— GIVEN TASK —
Repeat exactly the lines from the line containing "Output the text content of this document." through the last line of the records below, inclusive, and nothing else.

--

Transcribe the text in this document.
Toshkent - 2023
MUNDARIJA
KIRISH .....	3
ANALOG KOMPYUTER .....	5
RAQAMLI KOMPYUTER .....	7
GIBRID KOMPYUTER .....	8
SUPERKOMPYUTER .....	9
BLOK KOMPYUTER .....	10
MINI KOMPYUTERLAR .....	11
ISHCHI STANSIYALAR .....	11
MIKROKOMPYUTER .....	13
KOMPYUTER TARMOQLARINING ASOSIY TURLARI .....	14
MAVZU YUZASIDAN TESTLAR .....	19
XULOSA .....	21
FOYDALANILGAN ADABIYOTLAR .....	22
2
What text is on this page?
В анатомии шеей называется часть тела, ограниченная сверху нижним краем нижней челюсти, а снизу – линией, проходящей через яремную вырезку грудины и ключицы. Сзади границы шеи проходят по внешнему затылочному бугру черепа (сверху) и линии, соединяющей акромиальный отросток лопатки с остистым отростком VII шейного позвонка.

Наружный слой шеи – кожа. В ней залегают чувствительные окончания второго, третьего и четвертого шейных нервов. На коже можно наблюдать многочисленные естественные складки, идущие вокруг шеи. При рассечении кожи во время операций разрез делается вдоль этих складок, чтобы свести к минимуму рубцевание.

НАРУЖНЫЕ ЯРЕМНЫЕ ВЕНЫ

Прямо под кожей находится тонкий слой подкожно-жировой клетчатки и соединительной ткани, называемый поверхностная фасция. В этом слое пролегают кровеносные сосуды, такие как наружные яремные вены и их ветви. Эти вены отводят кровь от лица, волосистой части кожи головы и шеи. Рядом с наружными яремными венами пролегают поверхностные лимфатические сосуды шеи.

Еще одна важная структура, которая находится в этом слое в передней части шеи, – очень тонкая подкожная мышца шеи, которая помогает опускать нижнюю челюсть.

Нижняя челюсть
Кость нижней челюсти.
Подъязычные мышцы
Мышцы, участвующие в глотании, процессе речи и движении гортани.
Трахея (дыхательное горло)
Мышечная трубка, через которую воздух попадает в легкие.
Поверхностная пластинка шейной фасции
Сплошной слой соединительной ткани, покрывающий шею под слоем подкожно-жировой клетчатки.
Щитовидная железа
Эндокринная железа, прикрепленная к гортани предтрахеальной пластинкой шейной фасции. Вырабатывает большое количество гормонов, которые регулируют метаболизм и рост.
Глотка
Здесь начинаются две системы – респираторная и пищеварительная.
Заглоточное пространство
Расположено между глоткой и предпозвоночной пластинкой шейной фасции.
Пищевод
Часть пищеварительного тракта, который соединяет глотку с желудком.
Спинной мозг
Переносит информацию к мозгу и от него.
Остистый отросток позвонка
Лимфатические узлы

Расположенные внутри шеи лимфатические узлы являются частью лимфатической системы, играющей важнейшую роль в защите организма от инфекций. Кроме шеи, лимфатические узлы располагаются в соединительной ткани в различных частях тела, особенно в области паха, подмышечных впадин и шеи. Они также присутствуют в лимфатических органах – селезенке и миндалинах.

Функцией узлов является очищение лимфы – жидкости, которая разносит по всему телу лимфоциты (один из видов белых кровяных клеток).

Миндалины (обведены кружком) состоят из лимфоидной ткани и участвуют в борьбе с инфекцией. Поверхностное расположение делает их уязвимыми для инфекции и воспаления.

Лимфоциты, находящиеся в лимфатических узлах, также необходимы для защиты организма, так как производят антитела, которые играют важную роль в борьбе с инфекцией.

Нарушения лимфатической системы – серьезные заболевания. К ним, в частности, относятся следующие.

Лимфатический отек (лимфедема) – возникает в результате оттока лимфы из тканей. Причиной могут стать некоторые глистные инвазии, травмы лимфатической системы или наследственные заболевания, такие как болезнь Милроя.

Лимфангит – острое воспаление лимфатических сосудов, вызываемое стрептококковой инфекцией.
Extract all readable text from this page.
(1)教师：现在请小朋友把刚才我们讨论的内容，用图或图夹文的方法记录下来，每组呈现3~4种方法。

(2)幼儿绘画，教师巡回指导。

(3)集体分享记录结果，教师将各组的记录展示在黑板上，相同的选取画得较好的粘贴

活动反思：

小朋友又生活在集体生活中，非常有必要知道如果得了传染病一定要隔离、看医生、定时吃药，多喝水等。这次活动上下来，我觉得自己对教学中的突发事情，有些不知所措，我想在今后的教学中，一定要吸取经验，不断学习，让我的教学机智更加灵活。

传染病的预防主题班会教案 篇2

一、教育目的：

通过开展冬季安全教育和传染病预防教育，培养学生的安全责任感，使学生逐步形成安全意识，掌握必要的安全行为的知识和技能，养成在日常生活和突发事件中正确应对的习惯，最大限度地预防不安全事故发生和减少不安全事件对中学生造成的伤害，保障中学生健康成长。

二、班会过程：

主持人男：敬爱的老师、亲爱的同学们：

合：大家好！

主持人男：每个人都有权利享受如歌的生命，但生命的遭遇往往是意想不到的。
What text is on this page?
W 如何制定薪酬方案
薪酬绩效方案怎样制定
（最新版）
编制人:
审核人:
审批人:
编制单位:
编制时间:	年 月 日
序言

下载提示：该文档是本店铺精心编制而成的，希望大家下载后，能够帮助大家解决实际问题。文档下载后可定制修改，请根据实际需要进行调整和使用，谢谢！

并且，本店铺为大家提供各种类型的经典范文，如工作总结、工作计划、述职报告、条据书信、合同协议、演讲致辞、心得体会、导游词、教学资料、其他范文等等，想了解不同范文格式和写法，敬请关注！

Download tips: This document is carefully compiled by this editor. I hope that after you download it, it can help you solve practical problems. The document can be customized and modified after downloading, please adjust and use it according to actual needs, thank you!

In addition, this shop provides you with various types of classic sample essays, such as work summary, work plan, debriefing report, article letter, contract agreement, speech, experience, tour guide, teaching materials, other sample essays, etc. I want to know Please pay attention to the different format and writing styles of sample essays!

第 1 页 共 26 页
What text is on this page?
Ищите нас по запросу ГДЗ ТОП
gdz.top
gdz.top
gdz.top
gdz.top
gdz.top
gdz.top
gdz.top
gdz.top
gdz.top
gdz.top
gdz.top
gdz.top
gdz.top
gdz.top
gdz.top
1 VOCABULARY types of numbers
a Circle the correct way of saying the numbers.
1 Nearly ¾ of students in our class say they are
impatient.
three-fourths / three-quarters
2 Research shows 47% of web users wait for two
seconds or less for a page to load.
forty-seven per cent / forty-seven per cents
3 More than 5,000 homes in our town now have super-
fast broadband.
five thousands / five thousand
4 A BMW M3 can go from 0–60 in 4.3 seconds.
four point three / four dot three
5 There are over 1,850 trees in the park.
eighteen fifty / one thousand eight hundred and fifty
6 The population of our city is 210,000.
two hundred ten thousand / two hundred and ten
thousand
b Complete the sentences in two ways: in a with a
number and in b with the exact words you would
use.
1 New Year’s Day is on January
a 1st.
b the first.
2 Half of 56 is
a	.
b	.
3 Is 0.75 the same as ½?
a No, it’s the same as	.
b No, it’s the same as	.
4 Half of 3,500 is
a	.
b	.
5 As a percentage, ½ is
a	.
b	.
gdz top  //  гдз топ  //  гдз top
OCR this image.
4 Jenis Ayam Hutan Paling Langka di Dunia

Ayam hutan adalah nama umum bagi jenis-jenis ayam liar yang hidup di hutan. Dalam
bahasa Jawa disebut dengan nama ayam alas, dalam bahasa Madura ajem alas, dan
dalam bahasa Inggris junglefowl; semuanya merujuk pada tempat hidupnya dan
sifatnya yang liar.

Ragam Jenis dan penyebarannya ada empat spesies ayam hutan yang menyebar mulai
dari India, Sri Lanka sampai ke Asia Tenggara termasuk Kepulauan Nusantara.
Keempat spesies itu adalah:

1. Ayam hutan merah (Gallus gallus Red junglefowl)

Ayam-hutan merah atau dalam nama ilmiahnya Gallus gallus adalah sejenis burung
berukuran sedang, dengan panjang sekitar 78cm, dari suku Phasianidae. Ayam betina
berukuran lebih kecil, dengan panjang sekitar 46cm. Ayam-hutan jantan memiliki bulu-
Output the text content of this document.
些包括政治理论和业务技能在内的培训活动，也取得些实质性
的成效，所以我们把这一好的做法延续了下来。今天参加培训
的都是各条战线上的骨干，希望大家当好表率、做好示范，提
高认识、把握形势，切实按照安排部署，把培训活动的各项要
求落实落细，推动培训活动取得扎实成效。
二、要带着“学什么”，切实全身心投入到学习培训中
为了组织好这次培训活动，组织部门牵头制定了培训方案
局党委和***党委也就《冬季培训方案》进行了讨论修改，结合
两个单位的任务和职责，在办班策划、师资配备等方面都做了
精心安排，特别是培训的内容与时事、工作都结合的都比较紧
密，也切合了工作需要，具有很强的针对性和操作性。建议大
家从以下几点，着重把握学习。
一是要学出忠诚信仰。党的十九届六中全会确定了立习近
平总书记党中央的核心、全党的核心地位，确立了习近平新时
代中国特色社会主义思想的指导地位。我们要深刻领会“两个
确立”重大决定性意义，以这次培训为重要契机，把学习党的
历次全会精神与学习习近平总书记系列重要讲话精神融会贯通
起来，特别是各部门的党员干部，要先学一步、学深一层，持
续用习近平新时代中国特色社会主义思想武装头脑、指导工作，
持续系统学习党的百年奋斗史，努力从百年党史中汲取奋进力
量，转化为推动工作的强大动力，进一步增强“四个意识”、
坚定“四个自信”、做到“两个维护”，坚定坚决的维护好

--

— OUTPUT OF THE EXERCISE —
Output the text content of this document.
些包括政治理论和业务技能在内的培训活动，也取得些实质性
的成效，所以我们把这一好的做法延续了下来。今天参加培训
的都是各条战线上的骨干，希望大家当好表率、做好示范，提
高认识、把握形势，切实按照安排部署，把培训活动的各项要
求落实落细，推动培训活动取得扎实成效。
二、要带着“学什么”，切实全身心投入到学习培训中
为了组织好这次培训活动，组织部门牵头制定了培训方案
局党委和***党委也就《冬季培训方案》进行了讨论修改，结合
两个单位的任务和职责，在办班策划、师资配备等方面都做了
精心安排，特别是培训的内容与时事、工作都结合的都比较紧
密，也切合了工作需要，具有很强的针对性和操作性。建议大
家从以下几点，着重把握学习。
一是要学出忠诚信仰。党的十九届六中全会确定了立习近
平总书记党中央的核心、全党的核心地位，确立了习近平新时
代中国特色社会主义思想的指导地位。我们要深刻领会“两个
确立”重大决定性意义，以这次培训为重要契机，把学习党的
历次全会精神与学习习近平总书记系列重要讲话精神融会贯通
起来，特别是各部门的党员干部，要先学一步、学深一层，持
续用习近平新时代中国特色社会主义思想武装头脑、指导工作，
持续系统学习党的百年奋斗史，努力从百年党史中汲取奋进力
量，转化为推动工作的强大动力，进一步增强“四个意识”、
坚定“四个自信”、做到“两个维护”，坚定坚决的维护好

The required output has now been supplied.